## BEGIN
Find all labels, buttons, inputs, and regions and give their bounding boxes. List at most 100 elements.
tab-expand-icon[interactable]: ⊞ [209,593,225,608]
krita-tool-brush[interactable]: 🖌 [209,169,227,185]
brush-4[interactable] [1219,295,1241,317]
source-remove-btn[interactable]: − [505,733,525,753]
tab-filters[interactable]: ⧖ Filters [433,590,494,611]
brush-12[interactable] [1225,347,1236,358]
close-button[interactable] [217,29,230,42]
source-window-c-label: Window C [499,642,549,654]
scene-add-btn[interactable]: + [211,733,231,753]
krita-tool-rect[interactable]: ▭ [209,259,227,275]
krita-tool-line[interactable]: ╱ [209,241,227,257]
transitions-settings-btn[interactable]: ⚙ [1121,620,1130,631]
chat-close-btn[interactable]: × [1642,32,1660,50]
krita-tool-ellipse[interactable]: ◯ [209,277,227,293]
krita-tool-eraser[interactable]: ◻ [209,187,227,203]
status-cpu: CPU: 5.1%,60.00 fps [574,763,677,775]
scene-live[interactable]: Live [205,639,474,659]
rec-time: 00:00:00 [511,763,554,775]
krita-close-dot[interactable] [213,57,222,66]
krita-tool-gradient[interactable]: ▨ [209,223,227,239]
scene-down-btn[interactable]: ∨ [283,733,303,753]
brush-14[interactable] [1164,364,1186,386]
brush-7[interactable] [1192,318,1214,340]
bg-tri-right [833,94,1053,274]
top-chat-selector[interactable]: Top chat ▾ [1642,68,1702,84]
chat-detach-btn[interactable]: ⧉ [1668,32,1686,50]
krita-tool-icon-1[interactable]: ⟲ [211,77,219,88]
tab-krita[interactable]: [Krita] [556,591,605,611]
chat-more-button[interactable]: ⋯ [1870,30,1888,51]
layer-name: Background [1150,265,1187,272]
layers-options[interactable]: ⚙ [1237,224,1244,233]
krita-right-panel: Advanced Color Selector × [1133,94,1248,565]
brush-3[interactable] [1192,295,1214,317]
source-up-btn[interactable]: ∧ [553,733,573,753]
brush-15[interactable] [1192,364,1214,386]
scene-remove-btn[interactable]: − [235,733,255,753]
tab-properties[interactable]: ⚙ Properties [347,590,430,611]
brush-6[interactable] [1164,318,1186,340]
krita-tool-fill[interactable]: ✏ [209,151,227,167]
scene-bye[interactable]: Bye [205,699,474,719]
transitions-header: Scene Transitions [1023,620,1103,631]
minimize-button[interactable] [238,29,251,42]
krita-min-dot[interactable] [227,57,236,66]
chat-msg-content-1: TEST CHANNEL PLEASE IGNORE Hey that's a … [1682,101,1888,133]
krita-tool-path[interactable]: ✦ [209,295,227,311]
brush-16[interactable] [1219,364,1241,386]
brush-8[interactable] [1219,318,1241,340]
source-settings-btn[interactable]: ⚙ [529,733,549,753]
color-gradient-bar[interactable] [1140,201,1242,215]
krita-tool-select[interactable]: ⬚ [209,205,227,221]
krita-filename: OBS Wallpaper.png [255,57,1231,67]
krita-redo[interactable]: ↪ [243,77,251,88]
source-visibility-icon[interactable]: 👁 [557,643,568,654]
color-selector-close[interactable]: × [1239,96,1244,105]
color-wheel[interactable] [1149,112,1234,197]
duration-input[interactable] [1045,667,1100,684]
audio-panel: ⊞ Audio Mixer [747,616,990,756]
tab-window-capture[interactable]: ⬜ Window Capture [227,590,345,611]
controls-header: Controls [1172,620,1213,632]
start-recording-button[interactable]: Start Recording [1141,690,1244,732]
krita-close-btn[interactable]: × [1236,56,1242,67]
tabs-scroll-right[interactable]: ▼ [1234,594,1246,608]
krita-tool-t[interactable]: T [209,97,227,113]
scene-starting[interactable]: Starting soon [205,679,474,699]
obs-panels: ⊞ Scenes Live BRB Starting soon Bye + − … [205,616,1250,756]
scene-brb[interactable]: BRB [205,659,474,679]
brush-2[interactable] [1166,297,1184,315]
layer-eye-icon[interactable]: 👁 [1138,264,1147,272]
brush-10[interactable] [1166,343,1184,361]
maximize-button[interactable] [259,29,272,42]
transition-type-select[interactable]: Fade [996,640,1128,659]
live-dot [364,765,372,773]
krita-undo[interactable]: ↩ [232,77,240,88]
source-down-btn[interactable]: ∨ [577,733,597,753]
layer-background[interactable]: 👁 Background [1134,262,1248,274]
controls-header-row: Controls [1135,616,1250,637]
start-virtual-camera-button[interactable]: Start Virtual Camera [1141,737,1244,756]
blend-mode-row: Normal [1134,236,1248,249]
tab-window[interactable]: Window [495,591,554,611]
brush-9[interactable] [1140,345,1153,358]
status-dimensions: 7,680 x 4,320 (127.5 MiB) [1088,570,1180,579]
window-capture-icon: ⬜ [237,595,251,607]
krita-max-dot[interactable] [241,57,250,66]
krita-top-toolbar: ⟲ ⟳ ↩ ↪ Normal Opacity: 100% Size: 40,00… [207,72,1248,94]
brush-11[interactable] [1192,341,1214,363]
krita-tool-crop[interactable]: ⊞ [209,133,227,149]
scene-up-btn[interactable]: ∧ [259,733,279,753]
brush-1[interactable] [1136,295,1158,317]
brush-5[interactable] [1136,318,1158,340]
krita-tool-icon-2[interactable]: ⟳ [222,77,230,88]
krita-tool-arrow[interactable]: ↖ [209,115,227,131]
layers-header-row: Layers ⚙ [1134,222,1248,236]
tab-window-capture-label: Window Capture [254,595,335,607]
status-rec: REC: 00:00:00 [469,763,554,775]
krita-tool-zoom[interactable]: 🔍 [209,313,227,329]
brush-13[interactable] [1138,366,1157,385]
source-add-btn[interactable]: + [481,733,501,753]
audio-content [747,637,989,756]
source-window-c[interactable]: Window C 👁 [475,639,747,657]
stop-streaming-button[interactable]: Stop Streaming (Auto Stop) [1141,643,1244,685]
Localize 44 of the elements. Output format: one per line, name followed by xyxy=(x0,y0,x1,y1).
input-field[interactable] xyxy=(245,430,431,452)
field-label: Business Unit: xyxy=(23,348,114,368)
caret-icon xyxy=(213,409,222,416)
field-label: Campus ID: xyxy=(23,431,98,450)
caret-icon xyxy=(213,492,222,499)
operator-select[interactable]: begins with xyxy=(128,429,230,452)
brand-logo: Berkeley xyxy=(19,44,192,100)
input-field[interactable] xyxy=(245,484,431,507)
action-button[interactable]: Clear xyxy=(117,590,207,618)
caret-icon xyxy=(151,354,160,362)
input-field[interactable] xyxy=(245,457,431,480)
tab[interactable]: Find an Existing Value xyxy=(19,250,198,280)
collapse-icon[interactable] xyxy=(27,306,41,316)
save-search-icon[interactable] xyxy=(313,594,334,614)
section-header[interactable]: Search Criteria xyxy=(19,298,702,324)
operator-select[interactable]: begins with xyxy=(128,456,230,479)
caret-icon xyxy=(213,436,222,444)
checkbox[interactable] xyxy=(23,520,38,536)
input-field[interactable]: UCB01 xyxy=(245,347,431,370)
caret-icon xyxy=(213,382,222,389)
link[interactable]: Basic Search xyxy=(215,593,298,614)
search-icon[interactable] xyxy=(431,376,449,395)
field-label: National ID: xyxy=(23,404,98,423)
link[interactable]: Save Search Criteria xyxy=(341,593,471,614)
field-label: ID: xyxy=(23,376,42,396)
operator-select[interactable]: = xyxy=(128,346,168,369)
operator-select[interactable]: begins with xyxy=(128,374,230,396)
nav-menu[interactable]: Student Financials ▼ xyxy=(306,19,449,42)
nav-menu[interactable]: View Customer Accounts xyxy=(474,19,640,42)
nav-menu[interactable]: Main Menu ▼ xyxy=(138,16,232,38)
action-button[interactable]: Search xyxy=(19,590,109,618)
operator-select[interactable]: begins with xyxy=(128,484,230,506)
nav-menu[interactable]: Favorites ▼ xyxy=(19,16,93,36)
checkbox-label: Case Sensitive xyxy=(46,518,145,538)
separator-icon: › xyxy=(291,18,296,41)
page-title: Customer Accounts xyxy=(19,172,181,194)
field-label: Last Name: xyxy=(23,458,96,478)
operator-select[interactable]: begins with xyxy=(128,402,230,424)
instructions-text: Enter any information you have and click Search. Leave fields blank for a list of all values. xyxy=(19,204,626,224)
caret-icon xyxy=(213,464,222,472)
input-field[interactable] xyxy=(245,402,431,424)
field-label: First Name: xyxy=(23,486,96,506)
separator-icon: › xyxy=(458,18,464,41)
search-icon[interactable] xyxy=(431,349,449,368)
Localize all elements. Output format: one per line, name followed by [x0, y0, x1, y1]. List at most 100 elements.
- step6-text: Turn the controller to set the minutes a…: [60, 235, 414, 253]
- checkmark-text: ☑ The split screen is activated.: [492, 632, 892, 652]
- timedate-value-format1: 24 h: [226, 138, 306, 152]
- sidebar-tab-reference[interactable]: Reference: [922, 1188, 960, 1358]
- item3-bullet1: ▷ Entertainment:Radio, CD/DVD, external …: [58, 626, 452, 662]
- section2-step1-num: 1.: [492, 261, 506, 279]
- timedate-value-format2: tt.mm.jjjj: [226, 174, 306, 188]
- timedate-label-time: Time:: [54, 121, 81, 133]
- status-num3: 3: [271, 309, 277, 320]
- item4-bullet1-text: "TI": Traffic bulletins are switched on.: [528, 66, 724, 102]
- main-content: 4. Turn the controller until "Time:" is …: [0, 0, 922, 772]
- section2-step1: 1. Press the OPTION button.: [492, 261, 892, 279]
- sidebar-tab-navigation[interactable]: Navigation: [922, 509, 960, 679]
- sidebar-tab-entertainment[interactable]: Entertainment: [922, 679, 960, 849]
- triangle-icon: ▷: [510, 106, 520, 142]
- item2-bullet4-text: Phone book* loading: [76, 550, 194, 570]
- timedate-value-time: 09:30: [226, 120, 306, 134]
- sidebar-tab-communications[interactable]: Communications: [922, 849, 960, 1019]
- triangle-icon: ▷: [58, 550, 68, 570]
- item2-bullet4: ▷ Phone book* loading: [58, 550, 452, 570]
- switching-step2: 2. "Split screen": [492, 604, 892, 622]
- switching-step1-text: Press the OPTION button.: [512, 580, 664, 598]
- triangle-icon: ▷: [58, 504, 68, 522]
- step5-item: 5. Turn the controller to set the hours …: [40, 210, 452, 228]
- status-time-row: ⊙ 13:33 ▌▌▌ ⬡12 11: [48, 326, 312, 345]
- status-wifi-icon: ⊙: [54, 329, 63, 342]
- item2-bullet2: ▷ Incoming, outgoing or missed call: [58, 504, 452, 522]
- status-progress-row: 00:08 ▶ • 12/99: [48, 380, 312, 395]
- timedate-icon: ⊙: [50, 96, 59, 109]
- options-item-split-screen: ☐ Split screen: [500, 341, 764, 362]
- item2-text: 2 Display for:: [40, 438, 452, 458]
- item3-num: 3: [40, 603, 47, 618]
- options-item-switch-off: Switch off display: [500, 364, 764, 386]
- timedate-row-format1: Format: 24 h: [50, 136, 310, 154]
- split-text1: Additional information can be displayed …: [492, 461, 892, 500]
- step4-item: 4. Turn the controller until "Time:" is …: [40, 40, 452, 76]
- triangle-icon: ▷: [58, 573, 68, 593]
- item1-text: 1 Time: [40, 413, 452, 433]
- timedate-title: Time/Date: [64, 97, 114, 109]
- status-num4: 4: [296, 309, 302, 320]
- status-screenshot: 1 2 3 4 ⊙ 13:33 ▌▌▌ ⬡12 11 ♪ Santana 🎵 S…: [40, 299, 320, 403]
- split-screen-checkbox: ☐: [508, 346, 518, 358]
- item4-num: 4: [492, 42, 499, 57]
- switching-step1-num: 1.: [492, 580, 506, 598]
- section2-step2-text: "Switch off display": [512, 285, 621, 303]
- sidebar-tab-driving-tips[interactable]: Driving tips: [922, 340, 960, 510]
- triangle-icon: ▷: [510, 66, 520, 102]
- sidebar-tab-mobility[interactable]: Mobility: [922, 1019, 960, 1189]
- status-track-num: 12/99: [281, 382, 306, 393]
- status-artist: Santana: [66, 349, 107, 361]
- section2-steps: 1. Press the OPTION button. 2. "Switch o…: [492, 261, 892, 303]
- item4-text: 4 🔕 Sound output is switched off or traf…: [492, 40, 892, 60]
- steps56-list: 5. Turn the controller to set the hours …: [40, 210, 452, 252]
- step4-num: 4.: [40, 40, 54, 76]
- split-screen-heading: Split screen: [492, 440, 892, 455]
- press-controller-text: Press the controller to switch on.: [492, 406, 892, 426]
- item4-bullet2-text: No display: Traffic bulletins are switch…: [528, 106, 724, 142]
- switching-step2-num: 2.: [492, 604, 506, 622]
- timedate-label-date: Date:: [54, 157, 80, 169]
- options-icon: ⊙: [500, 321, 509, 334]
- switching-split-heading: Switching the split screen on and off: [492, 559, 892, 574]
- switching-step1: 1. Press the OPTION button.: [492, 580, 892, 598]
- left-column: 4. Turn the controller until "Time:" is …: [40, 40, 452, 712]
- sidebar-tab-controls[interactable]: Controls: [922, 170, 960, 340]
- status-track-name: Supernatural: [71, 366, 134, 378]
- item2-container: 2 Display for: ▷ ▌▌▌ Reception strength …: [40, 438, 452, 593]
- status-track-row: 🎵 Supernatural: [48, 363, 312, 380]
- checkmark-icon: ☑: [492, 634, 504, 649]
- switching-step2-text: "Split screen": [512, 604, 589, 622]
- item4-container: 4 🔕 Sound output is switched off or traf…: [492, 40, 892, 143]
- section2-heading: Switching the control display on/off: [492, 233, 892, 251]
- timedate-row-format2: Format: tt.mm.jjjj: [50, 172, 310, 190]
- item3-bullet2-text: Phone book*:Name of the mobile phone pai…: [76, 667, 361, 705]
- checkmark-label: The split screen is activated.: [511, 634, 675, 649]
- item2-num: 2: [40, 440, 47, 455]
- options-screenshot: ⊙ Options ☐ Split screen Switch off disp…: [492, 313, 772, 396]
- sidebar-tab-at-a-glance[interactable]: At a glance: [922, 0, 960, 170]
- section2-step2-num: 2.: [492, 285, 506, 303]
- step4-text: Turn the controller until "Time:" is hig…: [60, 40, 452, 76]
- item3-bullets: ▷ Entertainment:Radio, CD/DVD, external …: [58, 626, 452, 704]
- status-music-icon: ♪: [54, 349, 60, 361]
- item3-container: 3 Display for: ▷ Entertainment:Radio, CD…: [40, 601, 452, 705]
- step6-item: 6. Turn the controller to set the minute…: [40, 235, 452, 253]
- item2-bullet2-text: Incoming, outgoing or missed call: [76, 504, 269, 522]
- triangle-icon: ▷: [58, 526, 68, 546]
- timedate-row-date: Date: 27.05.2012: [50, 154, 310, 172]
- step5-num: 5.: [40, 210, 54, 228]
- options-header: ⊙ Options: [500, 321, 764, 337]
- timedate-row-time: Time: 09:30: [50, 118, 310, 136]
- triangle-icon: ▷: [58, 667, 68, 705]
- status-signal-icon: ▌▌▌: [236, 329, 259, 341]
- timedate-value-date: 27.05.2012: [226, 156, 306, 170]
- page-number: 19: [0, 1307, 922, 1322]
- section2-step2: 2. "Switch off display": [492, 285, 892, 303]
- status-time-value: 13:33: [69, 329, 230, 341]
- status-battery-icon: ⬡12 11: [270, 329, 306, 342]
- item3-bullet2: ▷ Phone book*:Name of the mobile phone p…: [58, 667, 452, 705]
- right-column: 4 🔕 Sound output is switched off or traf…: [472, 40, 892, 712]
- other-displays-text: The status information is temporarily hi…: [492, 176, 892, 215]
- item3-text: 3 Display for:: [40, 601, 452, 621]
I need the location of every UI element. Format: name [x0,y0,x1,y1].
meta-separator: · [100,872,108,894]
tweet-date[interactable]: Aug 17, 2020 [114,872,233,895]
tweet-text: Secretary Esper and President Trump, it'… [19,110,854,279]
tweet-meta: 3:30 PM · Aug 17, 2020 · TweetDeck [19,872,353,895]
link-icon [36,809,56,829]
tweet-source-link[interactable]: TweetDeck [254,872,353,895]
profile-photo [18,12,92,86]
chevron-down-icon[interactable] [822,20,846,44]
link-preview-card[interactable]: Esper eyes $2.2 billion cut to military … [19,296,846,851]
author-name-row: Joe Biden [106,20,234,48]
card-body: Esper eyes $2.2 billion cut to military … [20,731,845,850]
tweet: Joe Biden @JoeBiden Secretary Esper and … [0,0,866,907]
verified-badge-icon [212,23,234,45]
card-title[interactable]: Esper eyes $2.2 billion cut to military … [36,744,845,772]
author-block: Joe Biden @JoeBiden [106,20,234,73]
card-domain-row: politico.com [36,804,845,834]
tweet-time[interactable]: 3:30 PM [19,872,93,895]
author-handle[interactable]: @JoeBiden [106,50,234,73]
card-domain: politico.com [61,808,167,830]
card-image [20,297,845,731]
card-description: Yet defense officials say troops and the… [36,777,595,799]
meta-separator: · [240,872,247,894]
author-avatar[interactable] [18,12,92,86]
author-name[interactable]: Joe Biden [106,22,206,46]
## END
STATED PROBLEM: Give the lines again that run from the start of the listing through the line containing "source-remove-btn[interactable]: − [505,733,525,753]", with "bounding boxes" replaced by "coordinates" and everything else unchanged.

EXERCISE ANSWER:
Find all labels, buttons, inputs, and regions and give their coordinates. List at most 100 elements.
tab-expand-icon[interactable]: ⊞ [209,593,225,608]
krita-tool-brush[interactable]: 🖌 [209,169,227,185]
brush-4[interactable] [1219,295,1241,317]
source-remove-btn[interactable]: − [505,733,525,753]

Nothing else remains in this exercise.